THE PROBLEM
Lift out each line of the data that holds "this".

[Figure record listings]

┄┄┄┄┄┄┄┄┄┄

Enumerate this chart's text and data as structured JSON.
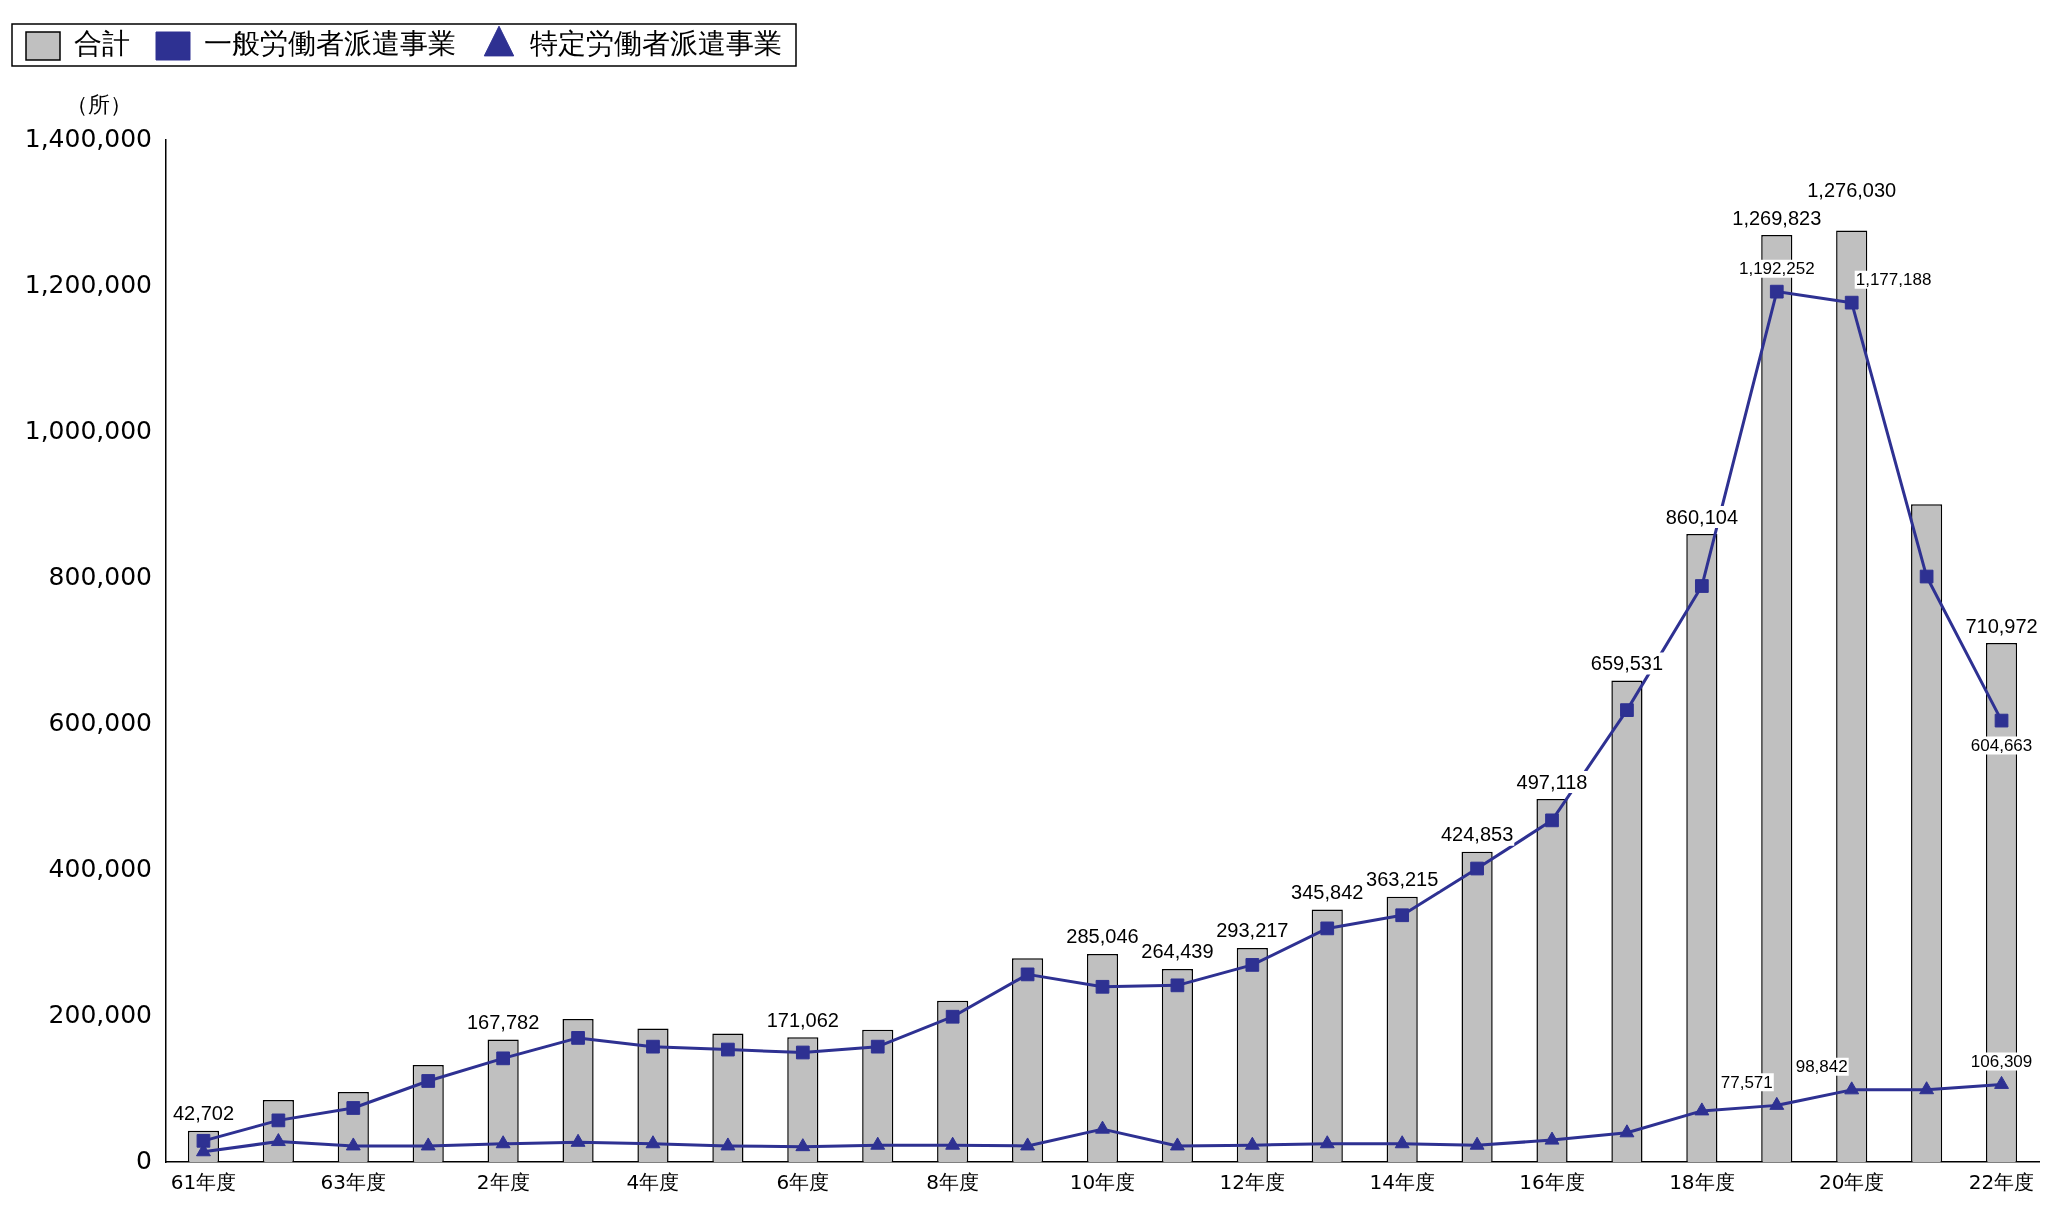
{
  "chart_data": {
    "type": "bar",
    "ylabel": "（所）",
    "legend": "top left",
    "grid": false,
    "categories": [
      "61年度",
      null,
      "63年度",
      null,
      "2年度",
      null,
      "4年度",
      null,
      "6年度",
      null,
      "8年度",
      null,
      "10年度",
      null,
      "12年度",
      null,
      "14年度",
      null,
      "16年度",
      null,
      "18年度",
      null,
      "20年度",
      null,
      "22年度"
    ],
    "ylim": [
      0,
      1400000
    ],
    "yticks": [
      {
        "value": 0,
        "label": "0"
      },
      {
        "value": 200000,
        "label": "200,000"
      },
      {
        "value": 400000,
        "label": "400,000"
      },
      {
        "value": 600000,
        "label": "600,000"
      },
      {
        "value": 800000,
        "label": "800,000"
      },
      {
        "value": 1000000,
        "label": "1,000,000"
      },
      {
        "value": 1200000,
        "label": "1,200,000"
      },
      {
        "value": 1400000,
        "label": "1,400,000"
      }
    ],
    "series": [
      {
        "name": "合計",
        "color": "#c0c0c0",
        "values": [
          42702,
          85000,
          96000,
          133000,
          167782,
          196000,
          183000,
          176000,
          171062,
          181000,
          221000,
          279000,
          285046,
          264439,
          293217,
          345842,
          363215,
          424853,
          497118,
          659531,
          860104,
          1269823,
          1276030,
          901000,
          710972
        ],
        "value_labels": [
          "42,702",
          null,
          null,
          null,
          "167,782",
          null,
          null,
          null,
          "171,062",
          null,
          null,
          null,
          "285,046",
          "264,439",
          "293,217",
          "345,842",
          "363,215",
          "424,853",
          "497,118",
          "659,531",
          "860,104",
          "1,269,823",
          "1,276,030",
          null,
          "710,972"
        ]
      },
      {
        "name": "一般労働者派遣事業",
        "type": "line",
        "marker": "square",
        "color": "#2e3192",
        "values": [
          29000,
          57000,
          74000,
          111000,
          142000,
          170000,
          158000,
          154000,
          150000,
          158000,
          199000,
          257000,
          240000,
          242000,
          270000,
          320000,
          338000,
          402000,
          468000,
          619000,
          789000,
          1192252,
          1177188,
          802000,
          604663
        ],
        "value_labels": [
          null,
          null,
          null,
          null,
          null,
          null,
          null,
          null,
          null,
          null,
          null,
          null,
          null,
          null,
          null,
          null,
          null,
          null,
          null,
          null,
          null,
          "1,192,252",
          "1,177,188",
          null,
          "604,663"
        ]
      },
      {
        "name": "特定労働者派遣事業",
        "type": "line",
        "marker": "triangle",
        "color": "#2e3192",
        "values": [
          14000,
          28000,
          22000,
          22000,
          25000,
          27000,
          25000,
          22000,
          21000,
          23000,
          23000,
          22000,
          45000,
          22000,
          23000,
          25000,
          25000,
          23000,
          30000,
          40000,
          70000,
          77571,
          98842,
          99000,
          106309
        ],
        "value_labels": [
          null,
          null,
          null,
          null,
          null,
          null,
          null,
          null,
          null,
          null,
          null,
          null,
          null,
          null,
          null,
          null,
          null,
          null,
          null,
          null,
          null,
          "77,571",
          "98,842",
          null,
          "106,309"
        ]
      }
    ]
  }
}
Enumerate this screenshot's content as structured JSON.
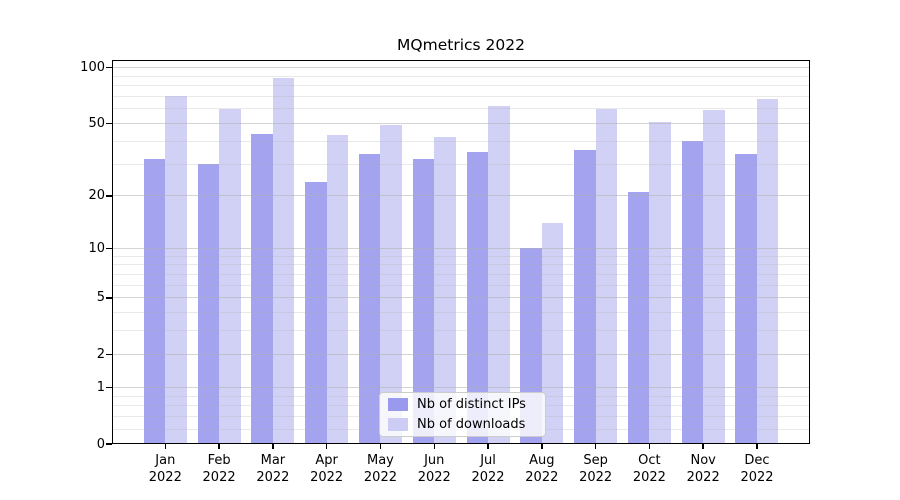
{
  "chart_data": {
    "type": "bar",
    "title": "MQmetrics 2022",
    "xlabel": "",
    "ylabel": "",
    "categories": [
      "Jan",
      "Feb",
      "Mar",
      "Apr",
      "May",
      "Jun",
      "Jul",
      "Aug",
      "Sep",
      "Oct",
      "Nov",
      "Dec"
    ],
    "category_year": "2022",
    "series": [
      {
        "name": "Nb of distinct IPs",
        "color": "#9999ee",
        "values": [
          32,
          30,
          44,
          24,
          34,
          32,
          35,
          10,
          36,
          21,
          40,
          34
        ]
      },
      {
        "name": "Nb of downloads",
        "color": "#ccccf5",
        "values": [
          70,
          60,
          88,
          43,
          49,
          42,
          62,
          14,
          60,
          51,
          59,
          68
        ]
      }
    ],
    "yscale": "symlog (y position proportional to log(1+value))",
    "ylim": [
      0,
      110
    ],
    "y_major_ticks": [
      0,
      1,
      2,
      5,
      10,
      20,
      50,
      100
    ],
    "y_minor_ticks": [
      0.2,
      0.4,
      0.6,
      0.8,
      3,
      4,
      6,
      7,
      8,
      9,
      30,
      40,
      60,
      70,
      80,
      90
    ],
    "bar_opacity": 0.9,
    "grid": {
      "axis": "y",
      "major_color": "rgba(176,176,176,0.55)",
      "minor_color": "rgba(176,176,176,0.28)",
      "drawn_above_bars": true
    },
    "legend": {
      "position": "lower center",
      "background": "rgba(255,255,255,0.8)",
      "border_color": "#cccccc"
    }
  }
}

┄┄┄┄┄┄┄┄┄┄

TASK SOLUTION
Enumerate this chart's text and data as structured JSON.
Enumerate this screenshot's content as structured JSON.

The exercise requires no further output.